▶ **Objective**: Pictures in the records should not be copied, but every other part must be repeated exactly.

***

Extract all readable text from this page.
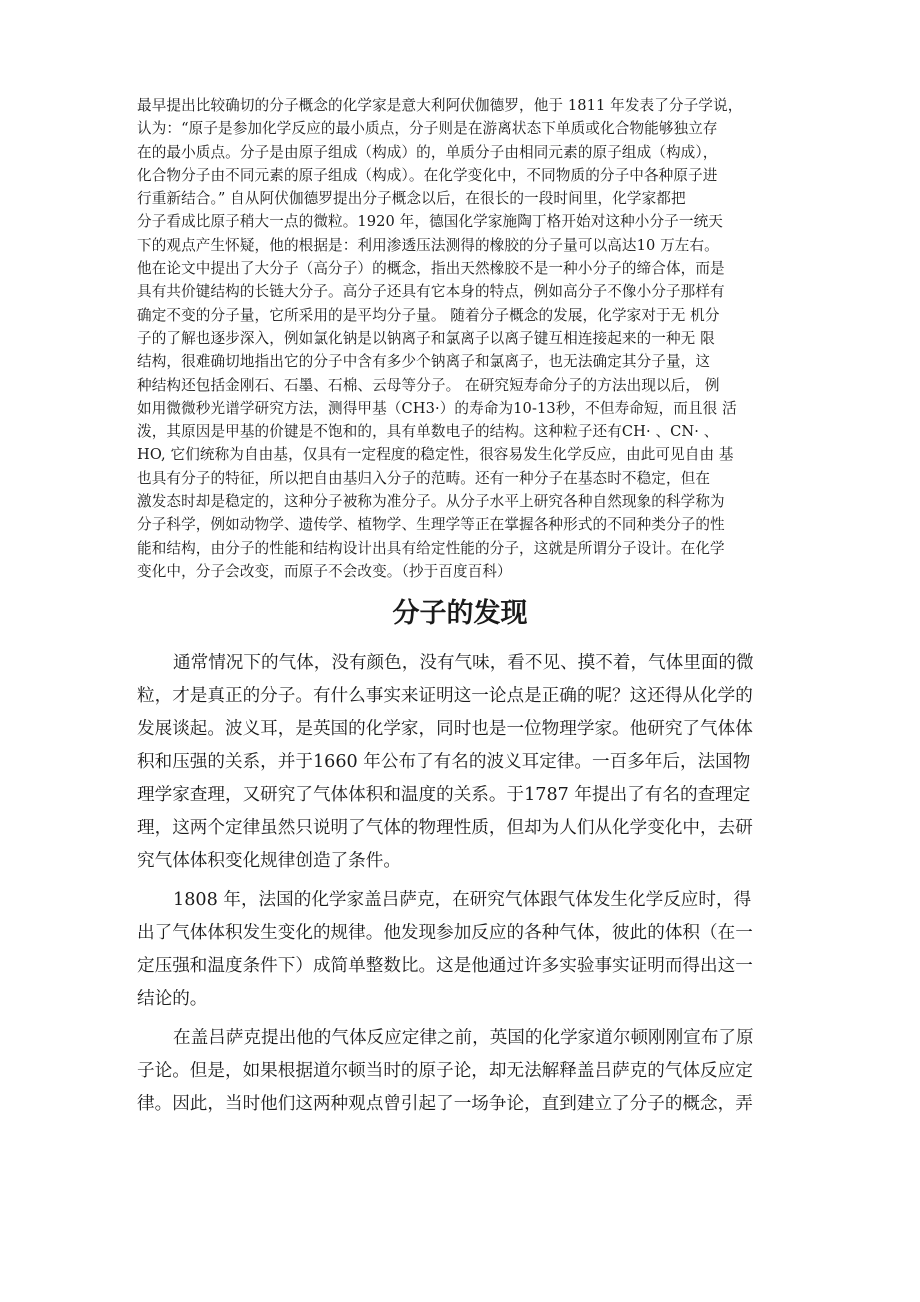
最早提出比较确切的分子概念的化学家是意大利阿伏伽德罗，他于 1811 年发表了分子学说，
认为：“原子是参加化学反应的最小质点，分子则是在游离状态下单质或化合物能够独立存
在的最小质点。分子是由原子组成（构成）的，单质分子由相同元素的原子组成（构成），
化合物分子由不同元素的原子组成（构成）。在化学变化中，不同物质的分子中各种原子进
行重新结合。” 自从阿伏伽德罗提出分子概念以后，在很长的一段时间里，化学家都把
分子看成比原子稍大一点的微粒。1920 年，德国化学家施陶丁格开始对这种小分子一统天
下的观点产生怀疑，他的根据是：利用渗透压法测得的橡胶的分子量可以高达10 万左右。
他在论文中提出了大分子（高分子）的概念，指出天然橡胶不是一种小分子的缔合体，而是
具有共价键结构的长链大分子。高分子还具有它本身的特点，例如高分子不像小分子那样有
确定不变的分子量，它所采用的是平均分子量。 随着分子概念的发展，化学家对于无 机分
子的了解也逐步深入，例如氯化钠是以钠离子和氯离子以离子键互相连接起来的一种无 限
结构，很难确切地指出它的分子中含有多少个钠离子和氯离子，也无法确定其分子量，这
种结构还包括金刚石、石墨、石棉、云母等分子。 在研究短寿命分子的方法出现以后， 例
如用微微秒光谱学研究方法，测得甲基（CH3·）的寿命为10-13秒，不但寿命短，而且很 活
泼，其原因是甲基的价键是不饱和的，具有单数电子的结构。这种粒子还有CH· 、CN· 、
HO, 它们统称为自由基，仅具有一定程度的稳定性，很容易发生化学反应，由此可见自由 基
也具有分子的特征，所以把自由基归入分子的范畴。还有一种分子在基态时不稳定，但在
激发态时却是稳定的，这种分子被称为准分子。从分子水平上研究各种自然现象的科学称为
分子科学，例如动物学、遗传学、植物学、生理学等正在掌握各种形式的不同种类分子的性
能和结构，由分子的性能和结构设计出具有给定性能的分子，这就是所谓分子设计。在化学
变化中，分子会改变，而原子不会改变。（抄于百度百科）
分子的发现
通常情况下的气体，没有颜色，没有气味，看不见、摸不着，气体里面的微
粒，才是真正的分子。有什么事实来证明这一论点是正确的呢？这还得从化学的
发展谈起。波义耳，是英国的化学家，同时也是一位物理学家。他研究了气体体
积和压强的关系，并于1660 年公布了有名的波义耳定律。一百多年后，法国物
理学家查理，又研究了气体体积和温度的关系。于1787 年提出了有名的查理定
理，这两个定律虽然只说明了气体的物理性质，但却为人们从化学变化中，去研
究气体体积变化规律创造了条件。
1808 年，法国的化学家盖吕萨克，在研究气体跟气体发生化学反应时，得
出了气体体积发生变化的规律。他发现参加反应的各种气体，彼此的体积（在一
定压强和温度条件下）成简单整数比。这是他通过许多实验事实证明而得出这一
结论的。
在盖吕萨克提出他的气体反应定律之前，英国的化学家道尔顿刚刚宣布了原
子论。但是，如果根据道尔顿当时的原子论，却无法解释盖吕萨克的气体反应定
律。因此，当时他们这两种观点曾引起了一场争论，直到建立了分子的概念，弄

***

▶ **Written solution**:
Extract all readable text from this page.
最早提出比较确切的分子概念的化学家是意大利阿伏伽德罗，他于 1811 年发表了分子学说，
认为：“原子是参加化学反应的最小质点，分子则是在游离状态下单质或化合物能够独立存
在的最小质点。分子是由原子组成（构成）的，单质分子由相同元素的原子组成（构成），
化合物分子由不同元素的原子组成（构成）。在化学变化中，不同物质的分子中各种原子进
行重新结合。” 自从阿伏伽德罗提出分子概念以后，在很长的一段时间里，化学家都把
分子看成比原子稍大一点的微粒。1920 年，德国化学家施陶丁格开始对这种小分子一统天
下的观点产生怀疑，他的根据是：利用渗透压法测得的橡胶的分子量可以高达10 万左右。
他在论文中提出了大分子（高分子）的概念，指出天然橡胶不是一种小分子的缔合体，而是
具有共价键结构的长链大分子。高分子还具有它本身的特点，例如高分子不像小分子那样有
确定不变的分子量，它所采用的是平均分子量。 随着分子概念的发展，化学家对于无 机分
子的了解也逐步深入，例如氯化钠是以钠离子和氯离子以离子键互相连接起来的一种无 限
结构，很难确切地指出它的分子中含有多少个钠离子和氯离子，也无法确定其分子量，这
种结构还包括金刚石、石墨、石棉、云母等分子。 在研究短寿命分子的方法出现以后， 例
如用微微秒光谱学研究方法，测得甲基（CH3·）的寿命为10-13秒，不但寿命短，而且很 活
泼，其原因是甲基的价键是不饱和的，具有单数电子的结构。这种粒子还有CH· 、CN· 、
HO, 它们统称为自由基，仅具有一定程度的稳定性，很容易发生化学反应，由此可见自由 基
也具有分子的特征，所以把自由基归入分子的范畴。还有一种分子在基态时不稳定，但在
激发态时却是稳定的，这种分子被称为准分子。从分子水平上研究各种自然现象的科学称为
分子科学，例如动物学、遗传学、植物学、生理学等正在掌握各种形式的不同种类分子的性
能和结构，由分子的性能和结构设计出具有给定性能的分子，这就是所谓分子设计。在化学
变化中，分子会改变，而原子不会改变。（抄于百度百科）
分子的发现
通常情况下的气体，没有颜色，没有气味，看不见、摸不着，气体里面的微
粒，才是真正的分子。有什么事实来证明这一论点是正确的呢？这还得从化学的
发展谈起。波义耳，是英国的化学家，同时也是一位物理学家。他研究了气体体
积和压强的关系，并于1660 年公布了有名的波义耳定律。一百多年后，法国物
理学家查理，又研究了气体体积和温度的关系。于1787 年提出了有名的查理定
理，这两个定律虽然只说明了气体的物理性质，但却为人们从化学变化中，去研
究气体体积变化规律创造了条件。
1808 年，法国的化学家盖吕萨克，在研究气体跟气体发生化学反应时，得
出了气体体积发生变化的规律。他发现参加反应的各种气体，彼此的体积（在一
定压强和温度条件下）成简单整数比。这是他通过许多实验事实证明而得出这一
结论的。
在盖吕萨克提出他的气体反应定律之前，英国的化学家道尔顿刚刚宣布了原
子论。但是，如果根据道尔顿当时的原子论，却无法解释盖吕萨克的气体反应定
律。因此，当时他们这两种观点曾引起了一场争论，直到建立了分子的概念，弄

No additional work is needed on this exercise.